## BEGIN ENTRIES PROVIDED

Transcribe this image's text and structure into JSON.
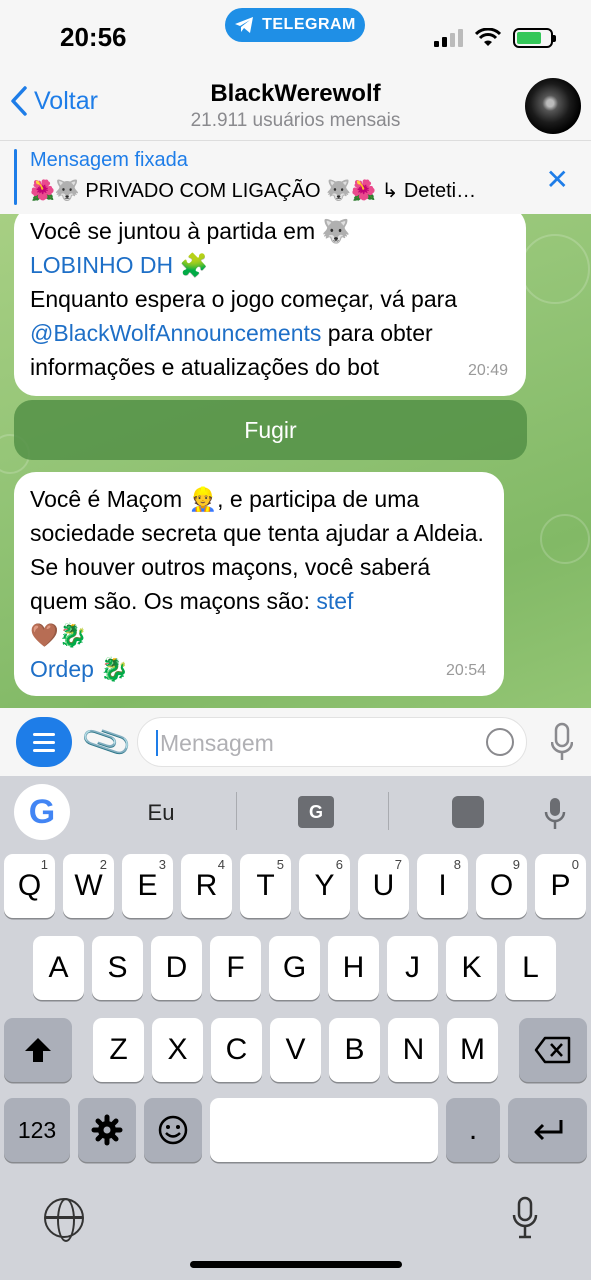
{
  "status_bar": {
    "time": "20:56",
    "app_pill": "TELEGRAM"
  },
  "nav": {
    "back_label": "Voltar",
    "title": "BlackWerewolf",
    "subtitle": "21.911 usuários mensais"
  },
  "pinned": {
    "title": "Mensagem fixada",
    "text": "🌺🐺 PRIVADO COM LIGAÇÃO 🐺🌺 ↳ Deteti…"
  },
  "messages": [
    {
      "line1": "Você se juntou à partida em 🐺",
      "link1": "LOBINHO DH",
      "emoji1": "🧩",
      "line3": "Enquanto espera o jogo começar, vá para",
      "link2": "@BlackWolfAnnouncements",
      "line4a": " para obter",
      "line5": "informações e atualizações do bot",
      "time": "20:49"
    },
    {
      "text1": "Você é Maçom 👷, e participa de uma sociedade secreta que tenta ajudar a Aldeia. Se houver outros maçons, você saberá quem são.  Os maçons são: ",
      "member1": "stef",
      "emoji_after1": "🤎🐉",
      "member2": "Ordep",
      "emoji_after2": "🐉",
      "time": "20:54"
    }
  ],
  "button": {
    "flee_label": "Fugir"
  },
  "input": {
    "placeholder": "Mensagem"
  },
  "keyboard": {
    "suggestion": "Eu",
    "translate_glyph": "G",
    "row1": [
      {
        "k": "Q",
        "n": "1"
      },
      {
        "k": "W",
        "n": "2"
      },
      {
        "k": "E",
        "n": "3"
      },
      {
        "k": "R",
        "n": "4"
      },
      {
        "k": "T",
        "n": "5"
      },
      {
        "k": "Y",
        "n": "6"
      },
      {
        "k": "U",
        "n": "7"
      },
      {
        "k": "I",
        "n": "8"
      },
      {
        "k": "O",
        "n": "9"
      },
      {
        "k": "P",
        "n": "0"
      }
    ],
    "row2": [
      "A",
      "S",
      "D",
      "F",
      "G",
      "H",
      "J",
      "K",
      "L"
    ],
    "row3": [
      "Z",
      "X",
      "C",
      "V",
      "B",
      "N",
      "M"
    ],
    "numbers_key": "123",
    "period_key": ".",
    "shift_icon": "shift-icon",
    "backspace_icon": "backspace-icon",
    "settings_icon": "gear-icon",
    "emoji_icon": "emoji-icon",
    "return_icon": "return-icon"
  },
  "colors": {
    "accent": "#1e7de8",
    "chat_bg": "#93c476",
    "flee_button": "#549146"
  }
}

## END ENTRIES PROVIDED

__REQUIRED TASK__. Quote the records above in full, dropping each picture.

__EXERCISE RESPONSE__.
Transcribe this image's text and structure into JSON.
{
  "status_bar": {
    "time": "20:56",
    "app_pill": "TELEGRAM"
  },
  "nav": {
    "back_label": "Voltar",
    "title": "BlackWerewolf",
    "subtitle": "21.911 usuários mensais"
  },
  "pinned": {
    "title": "Mensagem fixada",
    "text": "🌺🐺 PRIVADO COM LIGAÇÃO 🐺🌺 ↳ Deteti…"
  },
  "messages": [
    {
      "line1": "Você se juntou à partida em 🐺",
      "link1": "LOBINHO DH",
      "emoji1": "🧩",
      "line3": "Enquanto espera o jogo começar, vá para",
      "link2": "@BlackWolfAnnouncements",
      "line4a": " para obter",
      "line5": "informações e atualizações do bot",
      "time": "20:49"
    },
    {
      "text1": "Você é Maçom 👷, e participa de uma sociedade secreta que tenta ajudar a Aldeia. Se houver outros maçons, você saberá quem são.  Os maçons são: ",
      "member1": "stef",
      "emoji_after1": "🤎🐉",
      "member2": "Ordep",
      "emoji_after2": "🐉",
      "time": "20:54"
    }
  ],
  "button": {
    "flee_label": "Fugir"
  },
  "input": {
    "placeholder": "Mensagem"
  },
  "keyboard": {
    "suggestion": "Eu",
    "translate_glyph": "G",
    "row1": [
      {
        "k": "Q",
        "n": "1"
      },
      {
        "k": "W",
        "n": "2"
      },
      {
        "k": "E",
        "n": "3"
      },
      {
        "k": "R",
        "n": "4"
      },
      {
        "k": "T",
        "n": "5"
      },
      {
        "k": "Y",
        "n": "6"
      },
      {
        "k": "U",
        "n": "7"
      },
      {
        "k": "I",
        "n": "8"
      },
      {
        "k": "O",
        "n": "9"
      },
      {
        "k": "P",
        "n": "0"
      }
    ],
    "row2": [
      "A",
      "S",
      "D",
      "F",
      "G",
      "H",
      "J",
      "K",
      "L"
    ],
    "row3": [
      "Z",
      "X",
      "C",
      "V",
      "B",
      "N",
      "M"
    ],
    "numbers_key": "123",
    "period_key": ".",
    "shift_icon": "shift-icon",
    "backspace_icon": "backspace-icon",
    "settings_icon": "gear-icon",
    "emoji_icon": "emoji-icon",
    "return_icon": "return-icon"
  },
  "colors": {
    "accent": "#1e7de8",
    "chat_bg": "#93c476",
    "flee_button": "#549146"
  }
}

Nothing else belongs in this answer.